Work to be completed: What is the number of lines in the data that hold the string "soon"? Reply with that number only.

Entries shown:
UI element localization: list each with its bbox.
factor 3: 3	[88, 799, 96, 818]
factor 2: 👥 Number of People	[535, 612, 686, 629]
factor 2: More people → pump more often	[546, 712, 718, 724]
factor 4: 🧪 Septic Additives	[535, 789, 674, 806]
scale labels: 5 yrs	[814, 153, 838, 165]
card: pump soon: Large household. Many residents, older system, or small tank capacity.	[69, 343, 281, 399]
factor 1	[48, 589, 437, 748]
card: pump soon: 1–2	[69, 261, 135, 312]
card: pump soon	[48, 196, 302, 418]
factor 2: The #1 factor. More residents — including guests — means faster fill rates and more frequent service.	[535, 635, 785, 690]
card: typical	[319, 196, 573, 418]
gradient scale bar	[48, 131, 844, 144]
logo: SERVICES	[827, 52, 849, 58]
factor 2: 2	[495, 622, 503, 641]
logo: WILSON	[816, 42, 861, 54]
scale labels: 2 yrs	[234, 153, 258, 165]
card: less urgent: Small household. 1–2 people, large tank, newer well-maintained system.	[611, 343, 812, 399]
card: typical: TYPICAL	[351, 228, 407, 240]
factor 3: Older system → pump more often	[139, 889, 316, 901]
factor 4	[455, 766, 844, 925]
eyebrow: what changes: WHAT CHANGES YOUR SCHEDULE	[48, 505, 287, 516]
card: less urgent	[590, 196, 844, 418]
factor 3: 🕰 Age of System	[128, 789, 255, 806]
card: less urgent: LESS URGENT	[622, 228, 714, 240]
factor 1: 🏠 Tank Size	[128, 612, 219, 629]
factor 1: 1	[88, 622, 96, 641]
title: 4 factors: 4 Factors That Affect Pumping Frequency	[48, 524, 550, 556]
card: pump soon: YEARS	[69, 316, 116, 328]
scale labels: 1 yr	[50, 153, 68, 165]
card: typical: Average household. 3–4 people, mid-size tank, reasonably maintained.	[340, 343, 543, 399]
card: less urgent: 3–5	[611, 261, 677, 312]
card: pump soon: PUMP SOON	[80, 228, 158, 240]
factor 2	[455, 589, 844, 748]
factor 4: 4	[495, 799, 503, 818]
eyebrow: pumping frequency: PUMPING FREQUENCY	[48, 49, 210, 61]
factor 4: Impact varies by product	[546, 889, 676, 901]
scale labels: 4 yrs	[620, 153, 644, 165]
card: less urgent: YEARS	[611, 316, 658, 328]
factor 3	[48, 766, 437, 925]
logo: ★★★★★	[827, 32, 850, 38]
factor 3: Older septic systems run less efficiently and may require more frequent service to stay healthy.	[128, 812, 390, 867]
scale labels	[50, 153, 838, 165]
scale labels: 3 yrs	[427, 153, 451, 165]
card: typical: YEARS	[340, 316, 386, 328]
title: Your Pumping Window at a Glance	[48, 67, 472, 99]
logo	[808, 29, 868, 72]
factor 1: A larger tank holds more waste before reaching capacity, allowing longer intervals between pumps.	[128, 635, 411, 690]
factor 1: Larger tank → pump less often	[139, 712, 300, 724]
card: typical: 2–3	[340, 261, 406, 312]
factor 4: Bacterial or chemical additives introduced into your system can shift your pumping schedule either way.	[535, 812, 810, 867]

Exercise answer: 5